# [Given problem]
Search the records below for the word "INSTRUCTION". Pull out each line that has it.

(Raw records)
_____

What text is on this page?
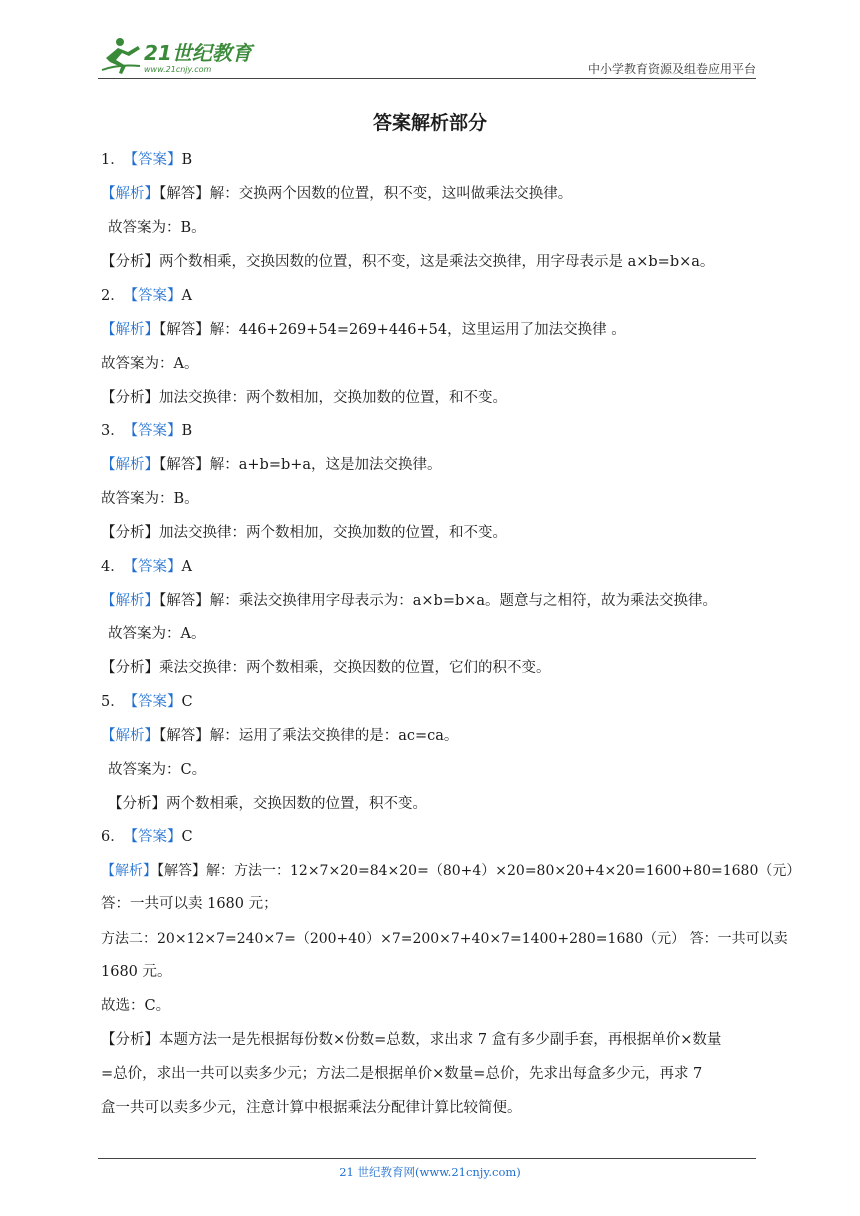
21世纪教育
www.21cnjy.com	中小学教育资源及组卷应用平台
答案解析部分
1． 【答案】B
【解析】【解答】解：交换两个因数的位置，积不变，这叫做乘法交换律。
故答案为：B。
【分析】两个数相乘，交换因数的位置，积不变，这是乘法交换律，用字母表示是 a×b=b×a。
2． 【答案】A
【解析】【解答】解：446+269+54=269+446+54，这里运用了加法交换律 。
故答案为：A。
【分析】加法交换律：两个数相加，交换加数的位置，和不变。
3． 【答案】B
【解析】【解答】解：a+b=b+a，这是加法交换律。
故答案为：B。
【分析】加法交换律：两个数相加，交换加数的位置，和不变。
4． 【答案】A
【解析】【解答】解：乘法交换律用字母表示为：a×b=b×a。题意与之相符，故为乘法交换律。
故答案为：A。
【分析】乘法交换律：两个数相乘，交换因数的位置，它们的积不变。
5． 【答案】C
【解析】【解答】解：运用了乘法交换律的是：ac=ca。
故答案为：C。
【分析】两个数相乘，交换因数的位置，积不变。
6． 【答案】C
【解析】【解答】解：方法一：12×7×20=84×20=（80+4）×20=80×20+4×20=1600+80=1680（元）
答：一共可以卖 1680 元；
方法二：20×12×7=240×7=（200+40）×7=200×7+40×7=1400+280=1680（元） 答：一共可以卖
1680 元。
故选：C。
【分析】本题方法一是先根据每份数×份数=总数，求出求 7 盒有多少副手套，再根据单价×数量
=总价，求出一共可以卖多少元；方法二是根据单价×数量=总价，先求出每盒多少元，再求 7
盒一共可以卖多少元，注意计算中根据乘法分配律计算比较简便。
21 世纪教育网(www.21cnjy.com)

_____

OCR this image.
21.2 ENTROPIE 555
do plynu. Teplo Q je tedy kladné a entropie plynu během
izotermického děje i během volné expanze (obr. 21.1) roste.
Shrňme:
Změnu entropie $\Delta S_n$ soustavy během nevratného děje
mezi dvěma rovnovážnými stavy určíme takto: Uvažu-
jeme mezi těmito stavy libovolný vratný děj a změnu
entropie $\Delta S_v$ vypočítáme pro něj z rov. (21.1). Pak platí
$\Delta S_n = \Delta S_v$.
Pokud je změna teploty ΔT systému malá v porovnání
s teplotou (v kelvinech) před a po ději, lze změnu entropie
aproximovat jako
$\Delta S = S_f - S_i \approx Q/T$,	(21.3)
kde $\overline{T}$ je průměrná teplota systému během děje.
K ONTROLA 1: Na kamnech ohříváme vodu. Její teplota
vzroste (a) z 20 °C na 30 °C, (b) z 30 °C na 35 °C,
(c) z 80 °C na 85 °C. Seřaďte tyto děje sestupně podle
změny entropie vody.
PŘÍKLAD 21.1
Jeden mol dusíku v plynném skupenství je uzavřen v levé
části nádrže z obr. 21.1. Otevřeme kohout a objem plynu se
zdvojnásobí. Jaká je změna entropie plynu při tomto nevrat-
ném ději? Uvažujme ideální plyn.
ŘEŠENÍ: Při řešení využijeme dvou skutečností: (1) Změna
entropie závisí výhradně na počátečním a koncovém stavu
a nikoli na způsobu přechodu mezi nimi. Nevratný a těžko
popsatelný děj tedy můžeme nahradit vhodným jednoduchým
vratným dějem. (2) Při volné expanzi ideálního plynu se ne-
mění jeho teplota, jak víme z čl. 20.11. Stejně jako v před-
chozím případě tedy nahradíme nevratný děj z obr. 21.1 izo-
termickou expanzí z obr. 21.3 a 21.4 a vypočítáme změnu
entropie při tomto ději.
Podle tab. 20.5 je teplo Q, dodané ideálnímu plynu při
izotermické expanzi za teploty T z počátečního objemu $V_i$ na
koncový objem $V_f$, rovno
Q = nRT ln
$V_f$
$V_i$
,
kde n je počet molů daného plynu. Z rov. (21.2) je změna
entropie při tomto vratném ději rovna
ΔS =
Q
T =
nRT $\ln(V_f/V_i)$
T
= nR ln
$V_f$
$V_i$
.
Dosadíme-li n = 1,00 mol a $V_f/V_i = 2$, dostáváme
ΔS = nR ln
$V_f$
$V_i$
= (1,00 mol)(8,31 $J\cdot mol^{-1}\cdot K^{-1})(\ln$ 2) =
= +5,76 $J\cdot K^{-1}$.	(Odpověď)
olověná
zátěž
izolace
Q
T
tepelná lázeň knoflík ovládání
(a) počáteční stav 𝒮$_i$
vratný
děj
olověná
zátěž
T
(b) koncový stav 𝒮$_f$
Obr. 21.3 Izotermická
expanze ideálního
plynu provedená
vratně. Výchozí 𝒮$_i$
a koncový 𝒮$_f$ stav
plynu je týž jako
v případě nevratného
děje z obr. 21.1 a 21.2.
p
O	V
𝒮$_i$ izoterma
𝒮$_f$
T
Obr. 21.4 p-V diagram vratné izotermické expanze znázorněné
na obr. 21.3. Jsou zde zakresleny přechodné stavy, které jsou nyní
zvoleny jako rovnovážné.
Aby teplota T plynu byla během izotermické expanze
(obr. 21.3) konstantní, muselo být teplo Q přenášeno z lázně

_____

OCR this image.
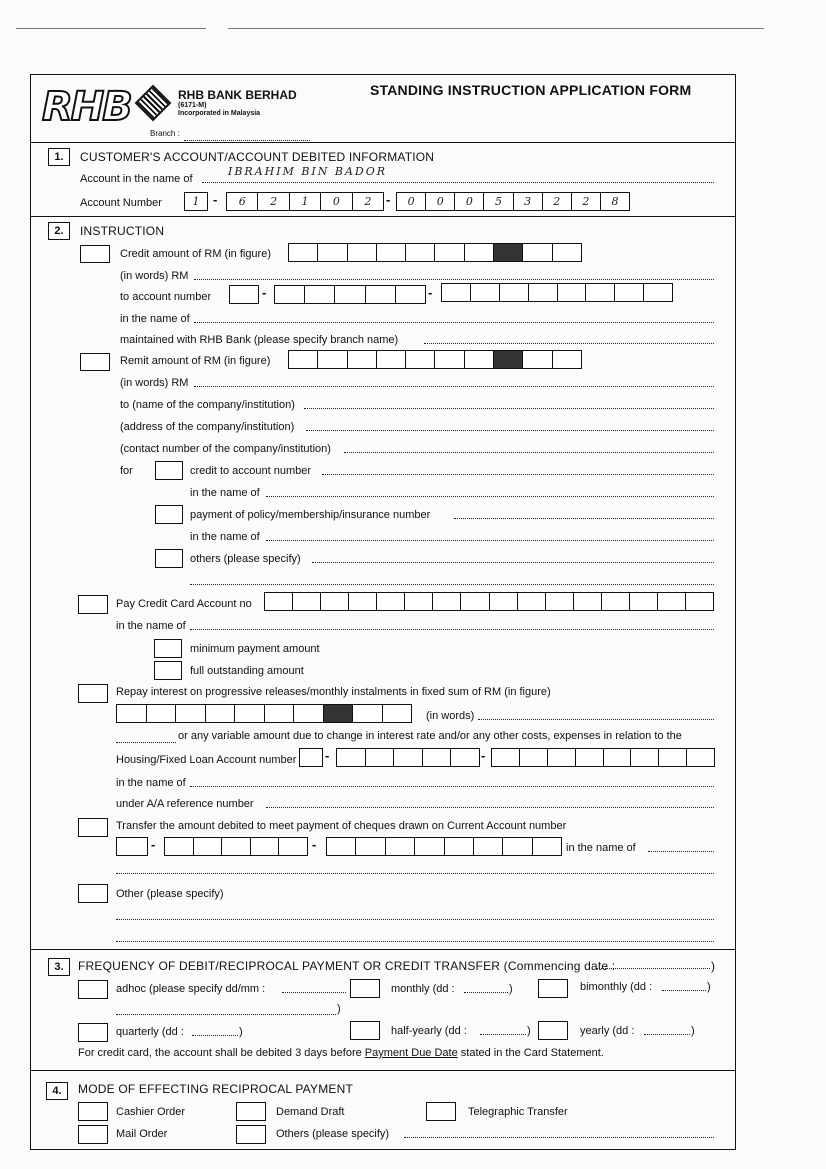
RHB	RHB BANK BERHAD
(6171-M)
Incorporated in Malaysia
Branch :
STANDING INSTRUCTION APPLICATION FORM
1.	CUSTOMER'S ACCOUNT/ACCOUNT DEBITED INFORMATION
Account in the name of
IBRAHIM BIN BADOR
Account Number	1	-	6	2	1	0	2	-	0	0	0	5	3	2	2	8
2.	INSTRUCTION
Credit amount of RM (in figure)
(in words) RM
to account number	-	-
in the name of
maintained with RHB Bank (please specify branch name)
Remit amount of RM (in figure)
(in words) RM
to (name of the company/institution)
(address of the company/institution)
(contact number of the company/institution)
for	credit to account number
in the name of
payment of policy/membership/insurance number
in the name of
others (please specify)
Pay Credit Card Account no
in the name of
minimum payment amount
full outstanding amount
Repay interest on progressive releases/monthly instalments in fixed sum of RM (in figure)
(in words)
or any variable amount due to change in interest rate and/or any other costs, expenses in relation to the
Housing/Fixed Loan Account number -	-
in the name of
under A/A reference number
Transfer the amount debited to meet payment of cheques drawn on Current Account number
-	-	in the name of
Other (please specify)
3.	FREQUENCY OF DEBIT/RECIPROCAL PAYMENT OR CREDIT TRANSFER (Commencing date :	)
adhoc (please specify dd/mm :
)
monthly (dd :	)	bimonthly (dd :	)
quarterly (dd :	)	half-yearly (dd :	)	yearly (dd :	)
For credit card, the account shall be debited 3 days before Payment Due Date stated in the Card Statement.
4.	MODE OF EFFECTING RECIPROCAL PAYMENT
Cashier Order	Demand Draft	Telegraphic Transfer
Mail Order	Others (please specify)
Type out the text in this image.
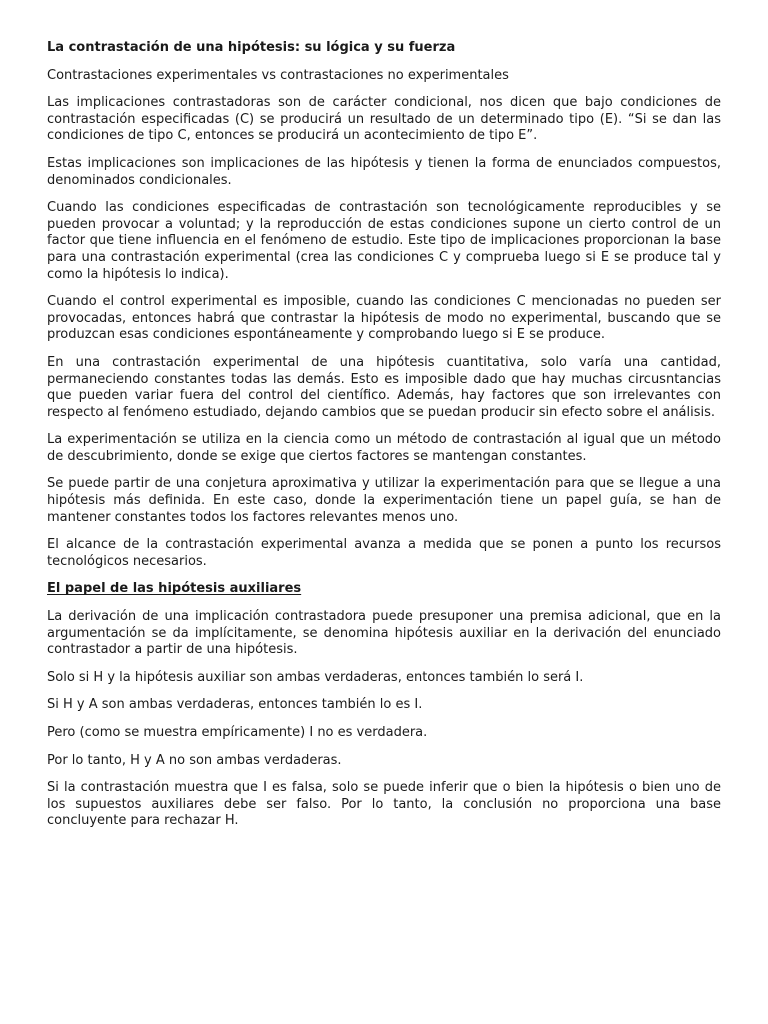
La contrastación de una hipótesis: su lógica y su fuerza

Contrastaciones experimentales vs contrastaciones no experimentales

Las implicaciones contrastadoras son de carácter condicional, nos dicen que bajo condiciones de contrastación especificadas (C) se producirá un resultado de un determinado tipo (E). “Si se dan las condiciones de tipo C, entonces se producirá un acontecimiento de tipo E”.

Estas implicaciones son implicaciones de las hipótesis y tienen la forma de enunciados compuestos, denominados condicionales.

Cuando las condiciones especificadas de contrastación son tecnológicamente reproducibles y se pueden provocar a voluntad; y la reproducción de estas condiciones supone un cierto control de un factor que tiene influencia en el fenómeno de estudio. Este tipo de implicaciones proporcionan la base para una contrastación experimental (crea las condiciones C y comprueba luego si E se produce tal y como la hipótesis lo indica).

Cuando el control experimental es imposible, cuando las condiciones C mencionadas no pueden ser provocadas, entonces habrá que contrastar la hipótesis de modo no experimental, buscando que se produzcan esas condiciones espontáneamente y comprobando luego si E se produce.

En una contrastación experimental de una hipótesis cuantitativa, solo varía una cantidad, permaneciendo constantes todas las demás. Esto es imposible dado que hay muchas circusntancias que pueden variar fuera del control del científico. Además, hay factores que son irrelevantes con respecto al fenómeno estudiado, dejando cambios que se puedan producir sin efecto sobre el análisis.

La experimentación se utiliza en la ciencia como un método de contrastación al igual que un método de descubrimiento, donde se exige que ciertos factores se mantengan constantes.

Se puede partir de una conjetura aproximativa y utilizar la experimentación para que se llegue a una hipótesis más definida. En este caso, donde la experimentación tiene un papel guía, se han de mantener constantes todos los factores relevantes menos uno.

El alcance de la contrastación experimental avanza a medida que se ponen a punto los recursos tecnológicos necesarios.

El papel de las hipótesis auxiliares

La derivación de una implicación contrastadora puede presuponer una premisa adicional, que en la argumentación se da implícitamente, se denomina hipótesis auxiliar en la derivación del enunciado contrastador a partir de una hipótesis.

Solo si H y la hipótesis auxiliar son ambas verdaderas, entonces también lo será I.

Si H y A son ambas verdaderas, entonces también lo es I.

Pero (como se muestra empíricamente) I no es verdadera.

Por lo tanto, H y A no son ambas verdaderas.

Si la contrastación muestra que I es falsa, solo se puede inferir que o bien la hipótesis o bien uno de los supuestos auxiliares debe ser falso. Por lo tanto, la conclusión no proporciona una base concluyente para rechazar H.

_____

# [Finished task]
STANDING INSTRUCTION APPLICATION FORM
2.	INSTRUCTION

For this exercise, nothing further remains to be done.